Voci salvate
* * * *

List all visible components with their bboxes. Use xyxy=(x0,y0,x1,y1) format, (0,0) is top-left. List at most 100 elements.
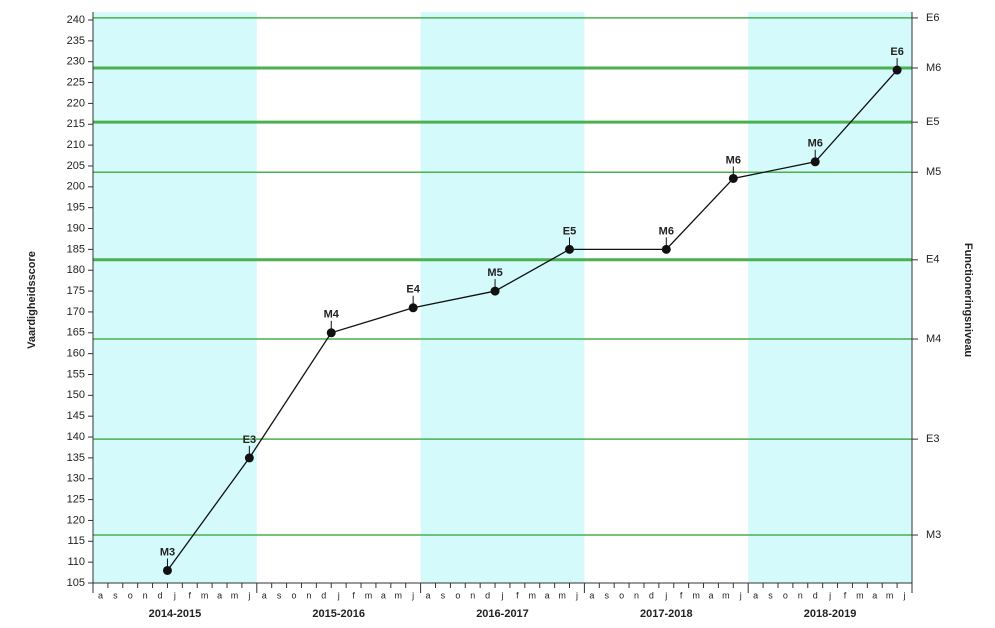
point-label: M6 xyxy=(808,138,823,150)
month-label: m xyxy=(395,590,403,600)
y-tick-label: 230 xyxy=(67,56,85,68)
month-label: j xyxy=(247,590,250,600)
y-tick-label: 220 xyxy=(67,97,85,109)
y2-axis-label: Functioneringsniveau xyxy=(962,243,974,357)
month-label: s xyxy=(604,590,609,600)
month-label: o xyxy=(292,590,297,600)
year-band xyxy=(420,12,585,583)
month-label: a xyxy=(545,590,550,600)
month-label: m xyxy=(692,590,700,600)
y2-tick-label: M4 xyxy=(926,333,941,345)
point-label: M6 xyxy=(726,154,741,166)
y-tick-label: 215 xyxy=(67,118,85,130)
y-tick-label: 120 xyxy=(67,514,85,526)
y-tick-label: 170 xyxy=(67,306,85,318)
y-tick-label: 125 xyxy=(67,493,85,505)
month-label: d xyxy=(321,590,326,600)
month-label: m xyxy=(365,590,373,600)
month-label: f xyxy=(680,590,683,600)
month-label: j xyxy=(903,590,906,600)
month-label: m xyxy=(231,590,239,600)
month-label: m xyxy=(529,590,537,600)
month-label: f xyxy=(189,590,192,600)
month-label: j xyxy=(575,590,578,600)
year-label: 2017-2018 xyxy=(640,608,693,620)
y-tick-label: 155 xyxy=(67,368,85,380)
month-label: j xyxy=(337,590,340,600)
month-label: m xyxy=(886,590,894,600)
y2-tick-label: M6 xyxy=(926,62,941,74)
month-label: a xyxy=(98,590,103,600)
y-tick-label: 235 xyxy=(67,35,85,47)
month-label: s xyxy=(441,590,446,600)
month-label: n xyxy=(634,590,639,600)
y-axis-label: Vaardigheidsscore xyxy=(26,251,38,349)
y2-tick-label: E3 xyxy=(926,433,939,445)
year-label: 2015-2016 xyxy=(312,608,365,620)
y-tick-label: 205 xyxy=(67,160,85,172)
y-tick-label: 190 xyxy=(67,222,85,234)
month-label: j xyxy=(411,590,414,600)
y2-tick-label: M3 xyxy=(926,529,941,541)
month-label: a xyxy=(262,590,267,600)
y2-tick-label: E4 xyxy=(926,254,939,266)
month-label: j xyxy=(828,590,831,600)
y2-tick-label: E6 xyxy=(926,12,939,24)
month-label: d xyxy=(649,590,654,600)
point-label: M4 xyxy=(324,309,340,321)
y-tick-label: 160 xyxy=(67,348,85,360)
y-tick-label: 210 xyxy=(67,139,85,151)
month-label: n xyxy=(143,590,148,600)
month-label: o xyxy=(783,590,788,600)
month-label: j xyxy=(501,590,504,600)
month-label: a xyxy=(753,590,758,600)
y-tick-label: 130 xyxy=(67,473,85,485)
y-tick-label: 140 xyxy=(67,431,85,443)
y2-tick-label: E5 xyxy=(926,116,939,128)
month-label: m xyxy=(722,590,730,600)
month-label: a xyxy=(872,590,877,600)
point-label: M6 xyxy=(659,225,674,237)
point-label: E3 xyxy=(243,434,256,446)
month-label: s xyxy=(768,590,773,600)
month-label: d xyxy=(485,590,490,600)
y-tick-label: 135 xyxy=(67,452,85,464)
point-label: M5 xyxy=(487,267,502,279)
month-label: j xyxy=(739,590,742,600)
month-label: a xyxy=(708,590,713,600)
month-label: o xyxy=(128,590,133,600)
y-tick-label: 165 xyxy=(67,327,85,339)
data-line xyxy=(166,69,898,571)
month-label: f xyxy=(352,590,355,600)
month-label: n xyxy=(306,590,311,600)
point-label: E4 xyxy=(406,284,420,296)
y-tick-label: 200 xyxy=(67,181,85,193)
y-tick-label: 225 xyxy=(67,76,85,88)
y2-tick-label: M5 xyxy=(926,166,941,178)
y-tick-label: 110 xyxy=(67,556,85,568)
point-label: M3 xyxy=(160,546,175,558)
y-tick-label: 175 xyxy=(67,285,85,297)
month-label: d xyxy=(158,590,163,600)
y-tick-label: 105 xyxy=(67,577,85,589)
y-tick-label: 195 xyxy=(67,202,85,214)
point-label: E6 xyxy=(890,46,903,58)
y-tick-label: 145 xyxy=(67,410,85,422)
month-label: m xyxy=(201,590,209,600)
month-label: m xyxy=(558,590,566,600)
year-band xyxy=(748,12,912,583)
year-label: 2018-2019 xyxy=(804,608,857,620)
month-label: m xyxy=(856,590,864,600)
month-label: s xyxy=(113,590,118,600)
month-label: a xyxy=(426,590,431,600)
year-label: 2014-2015 xyxy=(149,608,202,620)
month-label: d xyxy=(813,590,818,600)
y-tick-label: 115 xyxy=(67,535,85,547)
month-label: f xyxy=(516,590,519,600)
month-label: n xyxy=(470,590,475,600)
year-label: 2016-2017 xyxy=(476,608,529,620)
month-label: j xyxy=(664,590,667,600)
month-label: f xyxy=(844,590,847,600)
month-label: o xyxy=(619,590,624,600)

* * * *

Per favore, riproduci tali e quali le righe: comincia da quella che contiene "point-label: M6 xyxy=(808,138,823,150)" e fermati dopo quella che contiene "month-label: o xyxy=(292,590,297,600)".

◆ **RISPOSTA COMPLETA**:
point-label: M6 xyxy=(808,138,823,150)
month-label: m xyxy=(395,590,403,600)
y-tick-label: 230 xyxy=(67,56,85,68)
month-label: j xyxy=(247,590,250,600)
y-tick-label: 220 xyxy=(67,97,85,109)
y2-axis-label: Functioneringsniveau xyxy=(962,243,974,357)
month-label: s xyxy=(604,590,609,600)
month-label: o xyxy=(292,590,297,600)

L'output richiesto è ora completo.